## BEGIN
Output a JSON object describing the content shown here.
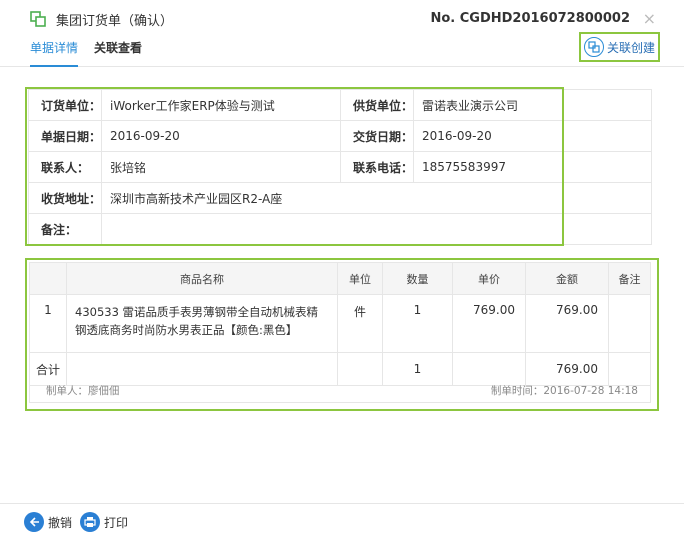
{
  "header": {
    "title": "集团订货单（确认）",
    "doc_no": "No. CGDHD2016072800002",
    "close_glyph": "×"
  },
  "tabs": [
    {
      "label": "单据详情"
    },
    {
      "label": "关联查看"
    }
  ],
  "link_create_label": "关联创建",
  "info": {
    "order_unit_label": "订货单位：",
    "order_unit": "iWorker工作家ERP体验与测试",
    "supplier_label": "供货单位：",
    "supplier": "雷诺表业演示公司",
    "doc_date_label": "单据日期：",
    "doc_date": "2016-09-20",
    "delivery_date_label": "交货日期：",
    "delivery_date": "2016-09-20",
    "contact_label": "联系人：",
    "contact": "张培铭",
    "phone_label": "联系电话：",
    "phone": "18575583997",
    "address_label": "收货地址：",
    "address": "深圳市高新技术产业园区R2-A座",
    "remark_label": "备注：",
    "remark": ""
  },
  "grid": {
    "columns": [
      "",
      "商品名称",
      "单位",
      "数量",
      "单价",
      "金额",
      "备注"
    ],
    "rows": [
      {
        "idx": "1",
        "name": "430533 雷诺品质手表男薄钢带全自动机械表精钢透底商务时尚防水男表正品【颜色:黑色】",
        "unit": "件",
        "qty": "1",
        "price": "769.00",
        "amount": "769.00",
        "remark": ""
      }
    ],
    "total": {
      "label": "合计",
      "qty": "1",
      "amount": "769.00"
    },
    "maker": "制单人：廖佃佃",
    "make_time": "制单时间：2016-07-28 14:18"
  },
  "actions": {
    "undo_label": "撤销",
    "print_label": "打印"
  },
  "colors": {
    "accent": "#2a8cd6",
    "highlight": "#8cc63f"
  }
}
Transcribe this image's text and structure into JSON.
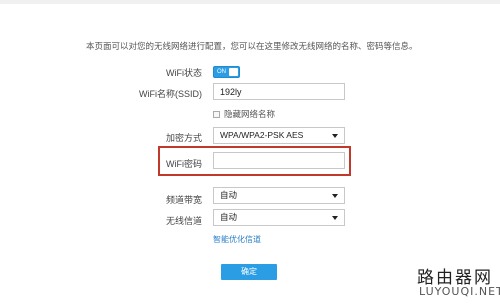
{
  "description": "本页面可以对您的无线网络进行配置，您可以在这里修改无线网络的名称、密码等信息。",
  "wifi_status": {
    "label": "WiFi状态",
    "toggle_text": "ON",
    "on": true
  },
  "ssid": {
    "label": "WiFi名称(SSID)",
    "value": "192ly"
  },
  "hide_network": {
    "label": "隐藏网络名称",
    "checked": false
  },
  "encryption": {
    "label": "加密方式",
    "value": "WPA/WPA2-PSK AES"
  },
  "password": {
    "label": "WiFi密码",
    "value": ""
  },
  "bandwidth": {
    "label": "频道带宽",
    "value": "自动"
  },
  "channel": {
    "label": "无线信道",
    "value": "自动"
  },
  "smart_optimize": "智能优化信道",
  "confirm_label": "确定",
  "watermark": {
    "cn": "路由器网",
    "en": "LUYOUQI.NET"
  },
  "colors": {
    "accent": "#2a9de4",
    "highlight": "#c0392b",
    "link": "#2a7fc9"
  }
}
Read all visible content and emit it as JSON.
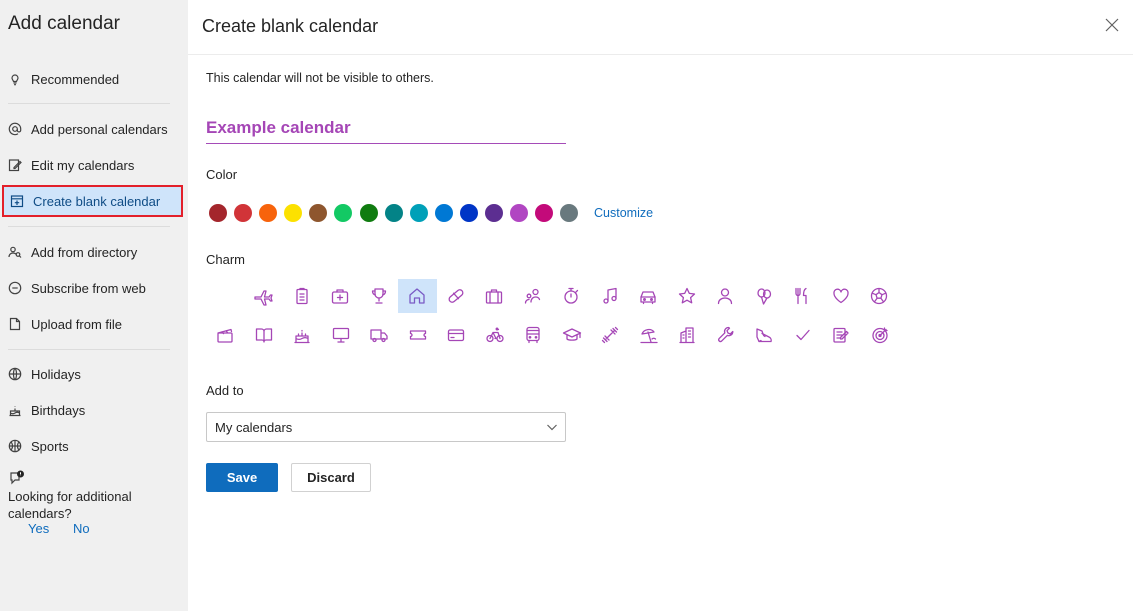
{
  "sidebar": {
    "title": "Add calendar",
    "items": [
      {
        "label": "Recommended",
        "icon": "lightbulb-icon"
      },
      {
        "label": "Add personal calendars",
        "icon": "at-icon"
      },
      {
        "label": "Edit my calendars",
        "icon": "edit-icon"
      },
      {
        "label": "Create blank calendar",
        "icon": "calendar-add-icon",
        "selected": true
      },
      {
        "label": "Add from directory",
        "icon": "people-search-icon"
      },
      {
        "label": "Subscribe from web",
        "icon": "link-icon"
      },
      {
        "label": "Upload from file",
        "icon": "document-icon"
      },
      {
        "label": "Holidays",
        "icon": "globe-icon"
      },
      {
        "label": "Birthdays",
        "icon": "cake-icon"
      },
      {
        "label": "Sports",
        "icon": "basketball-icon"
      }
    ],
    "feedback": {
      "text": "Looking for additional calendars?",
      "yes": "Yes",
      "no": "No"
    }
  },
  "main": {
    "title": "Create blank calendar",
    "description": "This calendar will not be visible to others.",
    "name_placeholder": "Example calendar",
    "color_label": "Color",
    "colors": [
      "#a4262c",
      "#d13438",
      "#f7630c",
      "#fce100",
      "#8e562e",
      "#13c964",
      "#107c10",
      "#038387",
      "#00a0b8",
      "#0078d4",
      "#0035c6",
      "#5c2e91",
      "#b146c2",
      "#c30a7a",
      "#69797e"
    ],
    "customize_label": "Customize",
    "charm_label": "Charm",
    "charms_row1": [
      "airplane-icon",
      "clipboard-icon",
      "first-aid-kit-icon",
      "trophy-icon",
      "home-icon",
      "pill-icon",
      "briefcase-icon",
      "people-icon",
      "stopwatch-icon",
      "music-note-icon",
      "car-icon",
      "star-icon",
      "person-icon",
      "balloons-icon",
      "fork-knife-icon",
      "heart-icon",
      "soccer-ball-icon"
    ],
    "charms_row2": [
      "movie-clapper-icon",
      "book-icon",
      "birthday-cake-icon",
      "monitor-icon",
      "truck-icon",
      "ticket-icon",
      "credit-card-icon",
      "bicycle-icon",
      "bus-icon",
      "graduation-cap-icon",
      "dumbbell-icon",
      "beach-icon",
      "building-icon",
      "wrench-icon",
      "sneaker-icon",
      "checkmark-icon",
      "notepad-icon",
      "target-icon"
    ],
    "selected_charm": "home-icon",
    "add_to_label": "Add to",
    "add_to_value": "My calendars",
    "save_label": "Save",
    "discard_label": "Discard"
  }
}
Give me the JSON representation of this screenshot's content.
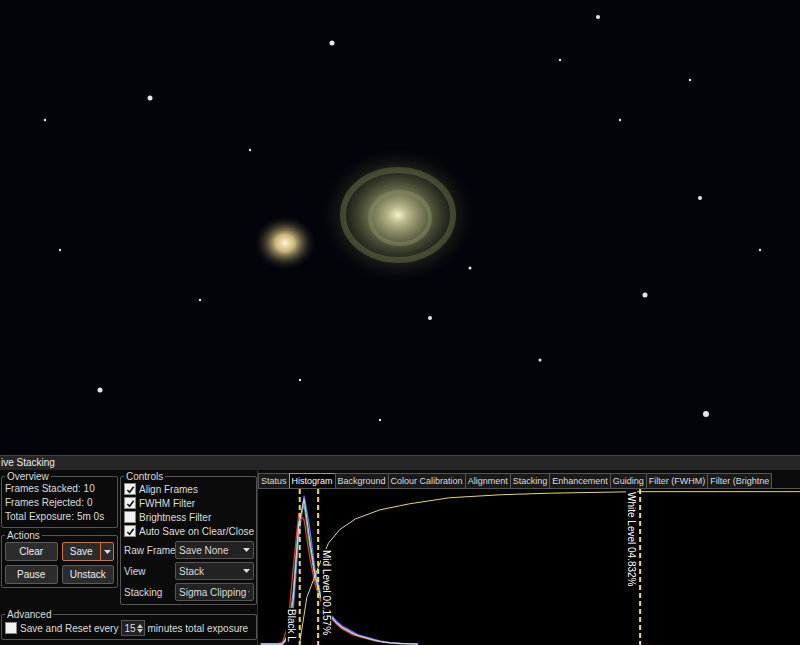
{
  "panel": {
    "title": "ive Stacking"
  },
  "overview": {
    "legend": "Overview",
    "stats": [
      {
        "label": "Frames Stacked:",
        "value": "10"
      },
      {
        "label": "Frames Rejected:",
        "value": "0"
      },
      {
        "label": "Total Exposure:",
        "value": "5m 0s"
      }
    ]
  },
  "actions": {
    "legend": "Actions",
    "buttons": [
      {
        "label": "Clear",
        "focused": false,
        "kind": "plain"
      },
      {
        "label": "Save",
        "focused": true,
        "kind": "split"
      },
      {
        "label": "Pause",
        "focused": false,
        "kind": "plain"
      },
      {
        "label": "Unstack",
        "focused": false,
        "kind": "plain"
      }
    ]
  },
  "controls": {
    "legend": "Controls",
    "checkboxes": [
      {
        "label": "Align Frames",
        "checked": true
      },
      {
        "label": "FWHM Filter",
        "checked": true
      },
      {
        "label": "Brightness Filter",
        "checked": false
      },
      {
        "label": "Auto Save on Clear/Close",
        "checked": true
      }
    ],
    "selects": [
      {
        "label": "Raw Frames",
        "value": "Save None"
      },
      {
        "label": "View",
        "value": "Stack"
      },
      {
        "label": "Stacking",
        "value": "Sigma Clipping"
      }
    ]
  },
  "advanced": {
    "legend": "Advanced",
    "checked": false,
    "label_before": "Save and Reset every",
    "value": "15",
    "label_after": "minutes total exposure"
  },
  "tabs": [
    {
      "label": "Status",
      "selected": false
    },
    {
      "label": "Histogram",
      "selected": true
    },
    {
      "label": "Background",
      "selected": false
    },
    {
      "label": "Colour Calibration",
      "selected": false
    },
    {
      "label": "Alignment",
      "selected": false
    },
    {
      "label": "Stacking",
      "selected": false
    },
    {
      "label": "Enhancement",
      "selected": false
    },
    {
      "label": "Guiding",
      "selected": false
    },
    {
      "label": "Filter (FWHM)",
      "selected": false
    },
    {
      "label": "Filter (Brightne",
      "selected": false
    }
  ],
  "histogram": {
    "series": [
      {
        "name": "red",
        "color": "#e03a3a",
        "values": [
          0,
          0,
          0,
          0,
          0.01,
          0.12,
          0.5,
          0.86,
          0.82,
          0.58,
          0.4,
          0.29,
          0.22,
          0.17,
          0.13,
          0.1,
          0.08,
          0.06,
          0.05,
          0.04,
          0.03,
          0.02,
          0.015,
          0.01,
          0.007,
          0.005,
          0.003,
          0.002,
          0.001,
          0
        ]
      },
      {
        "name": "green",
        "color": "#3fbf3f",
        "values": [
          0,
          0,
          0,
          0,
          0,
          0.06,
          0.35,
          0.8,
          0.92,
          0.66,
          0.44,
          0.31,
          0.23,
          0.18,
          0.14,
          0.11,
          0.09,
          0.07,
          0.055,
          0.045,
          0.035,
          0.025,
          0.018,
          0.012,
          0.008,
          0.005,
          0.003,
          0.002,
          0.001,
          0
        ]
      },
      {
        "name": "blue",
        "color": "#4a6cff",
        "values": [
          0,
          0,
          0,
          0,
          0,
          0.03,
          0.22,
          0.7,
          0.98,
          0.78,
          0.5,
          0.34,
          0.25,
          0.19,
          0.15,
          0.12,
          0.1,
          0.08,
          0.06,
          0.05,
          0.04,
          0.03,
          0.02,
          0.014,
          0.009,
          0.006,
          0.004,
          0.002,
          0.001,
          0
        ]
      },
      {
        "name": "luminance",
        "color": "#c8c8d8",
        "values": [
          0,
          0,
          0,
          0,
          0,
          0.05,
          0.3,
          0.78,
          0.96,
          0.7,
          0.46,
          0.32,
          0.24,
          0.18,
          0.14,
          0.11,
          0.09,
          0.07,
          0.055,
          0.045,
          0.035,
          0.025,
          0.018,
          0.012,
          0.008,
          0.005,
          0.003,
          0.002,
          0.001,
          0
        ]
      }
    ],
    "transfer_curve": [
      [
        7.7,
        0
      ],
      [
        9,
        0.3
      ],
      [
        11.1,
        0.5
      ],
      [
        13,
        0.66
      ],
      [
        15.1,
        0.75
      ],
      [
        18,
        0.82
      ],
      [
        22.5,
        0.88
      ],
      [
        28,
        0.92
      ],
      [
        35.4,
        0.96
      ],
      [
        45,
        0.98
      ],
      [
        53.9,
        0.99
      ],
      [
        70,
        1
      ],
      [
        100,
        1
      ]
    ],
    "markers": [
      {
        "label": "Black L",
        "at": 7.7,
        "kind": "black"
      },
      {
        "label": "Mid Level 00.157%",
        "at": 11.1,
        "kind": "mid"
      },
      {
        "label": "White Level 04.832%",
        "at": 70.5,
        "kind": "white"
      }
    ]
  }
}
## END
> TASK TO CARRY OUT:
Reproduce each line of the entries in which the word "Level" is found.

> ANSWER IN FULL:
        "label": "Mid Level 00.157%",
        "label": "White Level 04.832%",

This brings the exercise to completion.